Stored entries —

----------

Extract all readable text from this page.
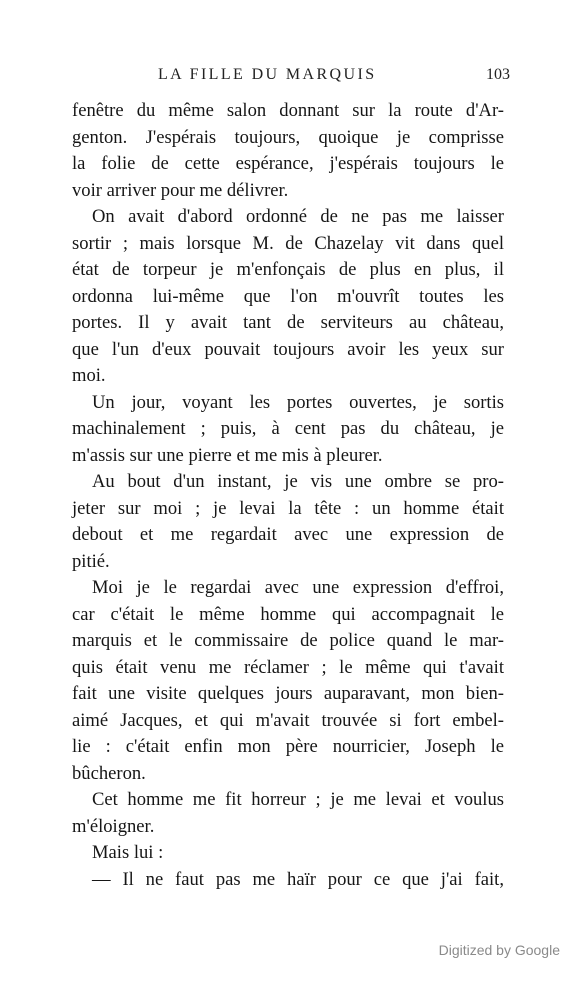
LA FILLE DU MARQUIS	103
fenêtre du même salon donnant sur la route d'Ar-
genton. J'espérais toujours, quoique je comprisse
la folie de cette espérance, j'espérais toujours le
voir arriver pour me délivrer.
On avait d'abord ordonné de ne pas me laisser
sortir ; mais lorsque M. de Chazelay vit dans quel
état de torpeur je m'enfonçais de plus en plus, il
ordonna lui-même que l'on m'ouvrît toutes les
portes. Il y avait tant de serviteurs au château,
que l'un d'eux pouvait toujours avoir les yeux sur
moi.
Un jour, voyant les portes ouvertes, je sortis
machinalement ; puis, à cent pas du château, je
m'assis sur une pierre et me mis à pleurer.
Au bout d'un instant, je vis une ombre se pro-
jeter sur moi ; je levai la tête : un homme était
debout et me regardait avec une expression de
pitié.
Moi je le regardai avec une expression d'effroi,
car c'était le même homme qui accompagnait le
marquis et le commissaire de police quand le mar-
quis était venu me réclamer ; le même qui t'avait
fait une visite quelques jours auparavant, mon bien-
aimé Jacques, et qui m'avait trouvée si fort embel-
lie : c'était enfin mon père nourricier, Joseph le
bûcheron.
Cet homme me fit horreur ; je me levai et voulus
m'éloigner.
Mais lui :
— Il ne faut pas me haïr pour ce que j'ai fait,
Digitized by Google
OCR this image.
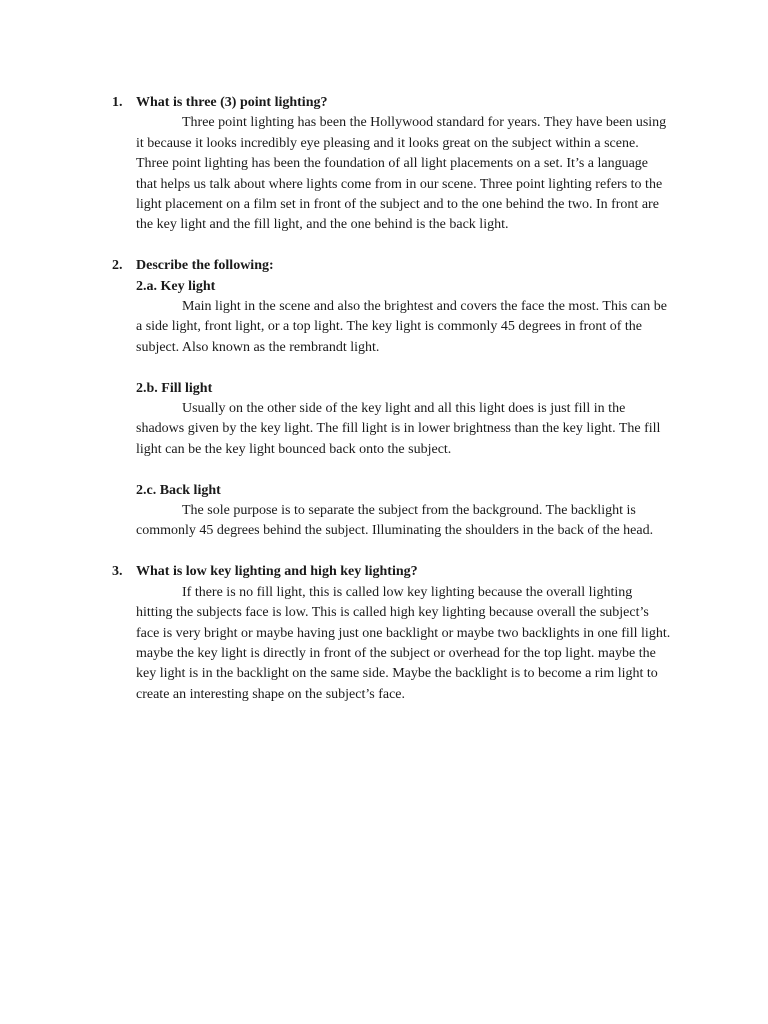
1. What is three (3) point lighting?

Three point lighting has been the Hollywood standard for years. They have been using it because it looks incredibly eye pleasing and it looks great on the subject within a scene. Three point lighting has been the foundation of all light placements on a set. It’s a language that helps us talk about where lights come from in our scene. Three point lighting refers to the light placement on a film set in front of the subject and to the one behind the two. In front are the key light and the fill light, and the one behind is the back light.

2. Describe the following:
2.a. Key light

Main light in the scene and also the brightest and covers the face the most. This can be a side light, front light, or a top light. The key light is commonly 45 degrees in front of the subject. Also known as the rembrandt light.

2.b. Fill light

Usually on the other side of the key light and all this light does is just fill in the shadows given by the key light. The fill light is in lower brightness than the key light. The fill light can be the key light bounced back onto the subject.

2.c. Back light

The sole purpose is to separate the subject from the background. The backlight is commonly 45 degrees behind the subject. Illuminating the shoulders in the back of the head.

3. What is low key lighting and high key lighting?

If there is no fill light, this is called low key lighting because the overall lighting hitting the subjects face is low. This is called high key lighting because overall the subject’s face is very bright or maybe having just one backlight or maybe two backlights in one fill light. maybe the key light is directly in front of the subject or overhead for the top light. maybe the key light is in the backlight on the same side. Maybe the backlight is to become a rim light to create an interesting shape on the subject’s face.
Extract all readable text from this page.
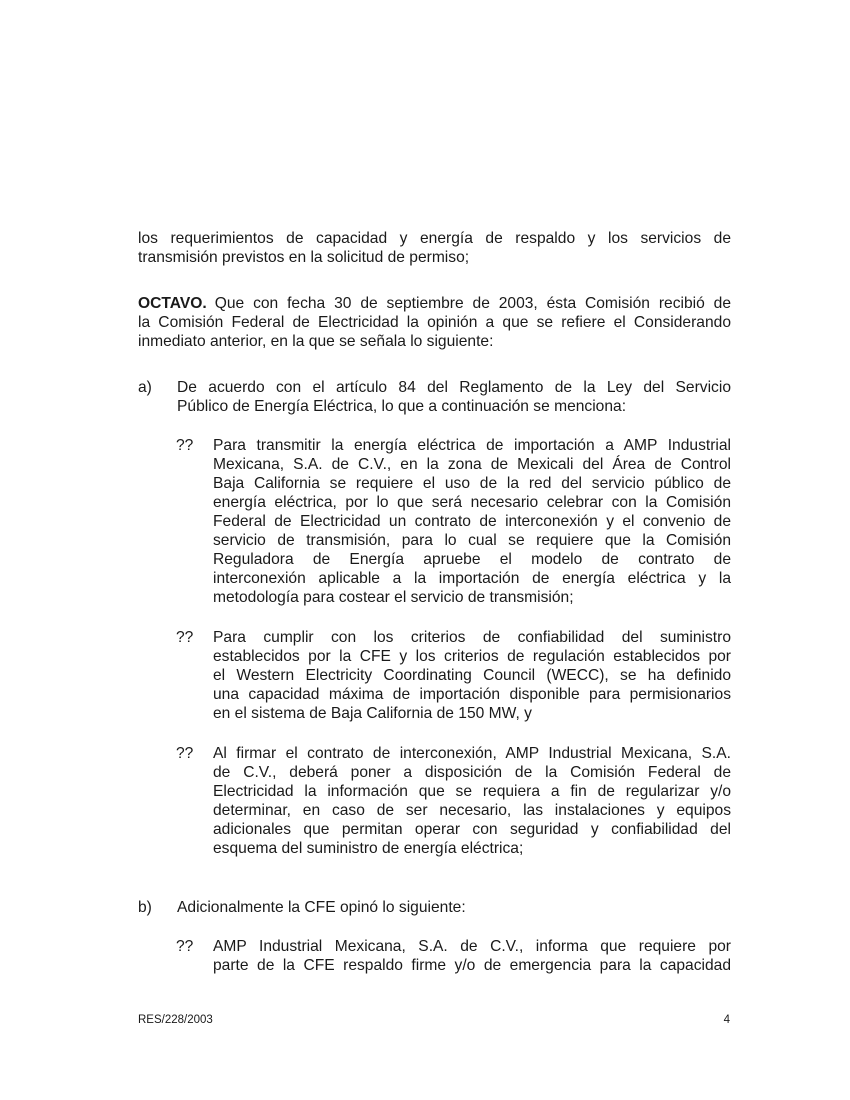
los requerimientos de capacidad y energía de respaldo y los servicios de
transmisión previstos en la solicitud de permiso;
OCTAVO. Que con fecha 30 de septiembre de 2003, ésta Comisión recibió de
la Comisión Federal de Electricidad la opinión a que se refiere el Considerando
inmediato anterior, en la que se señala lo siguiente:
a) De acuerdo con el artículo 84 del Reglamento de la Ley del Servicio
Público de Energía Eléctrica, lo que a continuación se menciona:
?? Para transmitir la energía eléctrica de importación a AMP Industrial
Mexicana, S.A. de C.V., en la zona de Mexicali del Área de Control
Baja California se requiere el uso de la red del servicio público de
energía eléctrica, por lo que será necesario celebrar con la Comisión
Federal de Electricidad un contrato de interconexión y el convenio de
servicio de transmisión, para lo cual se requiere que la Comisión
Reguladora de Energía apruebe el modelo de contrato de
interconexión aplicable a la importación de energía eléctrica y la
metodología para costear el servicio de transmisión;
?? Para cumplir con los criterios de confiabilidad del suministro
establecidos por la CFE y los criterios de regulación establecidos por
el Western Electricity Coordinating Council (WECC), se ha definido
una capacidad máxima de importación disponible para permisionarios
en el sistema de Baja California de 150 MW, y
?? Al firmar el contrato de interconexión, AMP Industrial Mexicana, S.A.
de C.V., deberá poner a disposición de la Comisión Federal de
Electricidad la información que se requiera a fin de regularizar y/o
determinar, en caso de ser necesario, las instalaciones y equipos
adicionales que permitan operar con seguridad y confiabilidad del
esquema del suministro de energía eléctrica;
b) Adicionalmente la CFE opinó lo siguiente:
?? AMP Industrial Mexicana, S.A. de C.V., informa que requiere por
parte de la CFE respaldo firme y/o de emergencia para la capacidad
RES/228/2003	4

----------

Exercise instructions —
Without the pictures, write out the whole listing above exactly as it appears.

Reply —
Extract all readable text from this page.
LA FILLE DU MARQUIS	103
fenêtre du même salon donnant sur la route d'Ar-
genton. J'espérais toujours, quoique je comprisse
la folie de cette espérance, j'espérais toujours le
voir arriver pour me délivrer.
On avait d'abord ordonné de ne pas me laisser
sortir ; mais lorsque M. de Chazelay vit dans quel
état de torpeur je m'enfonçais de plus en plus, il
ordonna lui-même que l'on m'ouvrît toutes les
portes. Il y avait tant de serviteurs au château,
que l'un d'eux pouvait toujours avoir les yeux sur
moi.
Un jour, voyant les portes ouvertes, je sortis
machinalement ; puis, à cent pas du château, je
m'assis sur une pierre et me mis à pleurer.
Au bout d'un instant, je vis une ombre se pro-
jeter sur moi ; je levai la tête : un homme était
debout et me regardait avec une expression de
pitié.
Moi je le regardai avec une expression d'effroi,
car c'était le même homme qui accompagnait le
marquis et le commissaire de police quand le mar-
quis était venu me réclamer ; le même qui t'avait
fait une visite quelques jours auparavant, mon bien-
aimé Jacques, et qui m'avait trouvée si fort embel-
lie : c'était enfin mon père nourricier, Joseph le
bûcheron.
Cet homme me fit horreur ; je me levai et voulus
m'éloigner.
Mais lui :
— Il ne faut pas me haïr pour ce que j'ai fait,
Digitized by Google
OCR this image.
1. What is three (3) point lighting?

Three point lighting has been the Hollywood standard for years. They have been using it because it looks incredibly eye pleasing and it looks great on the subject within a scene. Three point lighting has been the foundation of all light placements on a set. It’s a language that helps us talk about where lights come from in our scene. Three point lighting refers to the light placement on a film set in front of the subject and to the one behind the two. In front are the key light and the fill light, and the one behind is the back light.

2. Describe the following:
2.a. Key light

Main light in the scene and also the brightest and covers the face the most. This can be a side light, front light, or a top light. The key light is commonly 45 degrees in front of the subject. Also known as the rembrandt light.

2.b. Fill light

Usually on the other side of the key light and all this light does is just fill in the shadows given by the key light. The fill light is in lower brightness than the key light. The fill light can be the key light bounced back onto the subject.

2.c. Back light

The sole purpose is to separate the subject from the background. The backlight is commonly 45 degrees behind the subject. Illuminating the shoulders in the back of the head.

3. What is low key lighting and high key lighting?

If there is no fill light, this is called low key lighting because the overall lighting hitting the subjects face is low. This is called high key lighting because overall the subject’s face is very bright or maybe having just one backlight or maybe two backlights in one fill light. maybe the key light is directly in front of the subject or overhead for the top light. maybe the key light is in the backlight on the same side. Maybe the backlight is to become a rim light to create an interesting shape on the subject’s face.
Extract all readable text from this page.
los requerimientos de capacidad y energía de respaldo y los servicios de
transmisión previstos en la solicitud de permiso;
OCTAVO. Que con fecha 30 de septiembre de 2003, ésta Comisión recibió de
la Comisión Federal de Electricidad la opinión a que se refiere el Considerando
inmediato anterior, en la que se señala lo siguiente:
a) De acuerdo con el artículo 84 del Reglamento de la Ley del Servicio
Público de Energía Eléctrica, lo que a continuación se menciona:
?? Para transmitir la energía eléctrica de importación a AMP Industrial
Mexicana, S.A. de C.V., en la zona de Mexicali del Área de Control
Baja California se requiere el uso de la red del servicio público de
energía eléctrica, por lo que será necesario celebrar con la Comisión
Federal de Electricidad un contrato de interconexión y el convenio de
servicio de transmisión, para lo cual se requiere que la Comisión
Reguladora de Energía apruebe el modelo de contrato de
interconexión aplicable a la importación de energía eléctrica y la
metodología para costear el servicio de transmisión;
?? Para cumplir con los criterios de confiabilidad del suministro
establecidos por la CFE y los criterios de regulación establecidos por
el Western Electricity Coordinating Council (WECC), se ha definido
una capacidad máxima de importación disponible para permisionarios
en el sistema de Baja California de 150 MW, y
?? Al firmar el contrato de interconexión, AMP Industrial Mexicana, S.A.
de C.V., deberá poner a disposición de la Comisión Federal de
Electricidad la información que se requiera a fin de regularizar y/o
determinar, en caso de ser necesario, las instalaciones y equipos
adicionales que permitan operar con seguridad y confiabilidad del
esquema del suministro de energía eléctrica;
b) Adicionalmente la CFE opinó lo siguiente:
?? AMP Industrial Mexicana, S.A. de C.V., informa que requiere por
parte de la CFE respaldo firme y/o de emergencia para la capacidad
RES/228/2003	4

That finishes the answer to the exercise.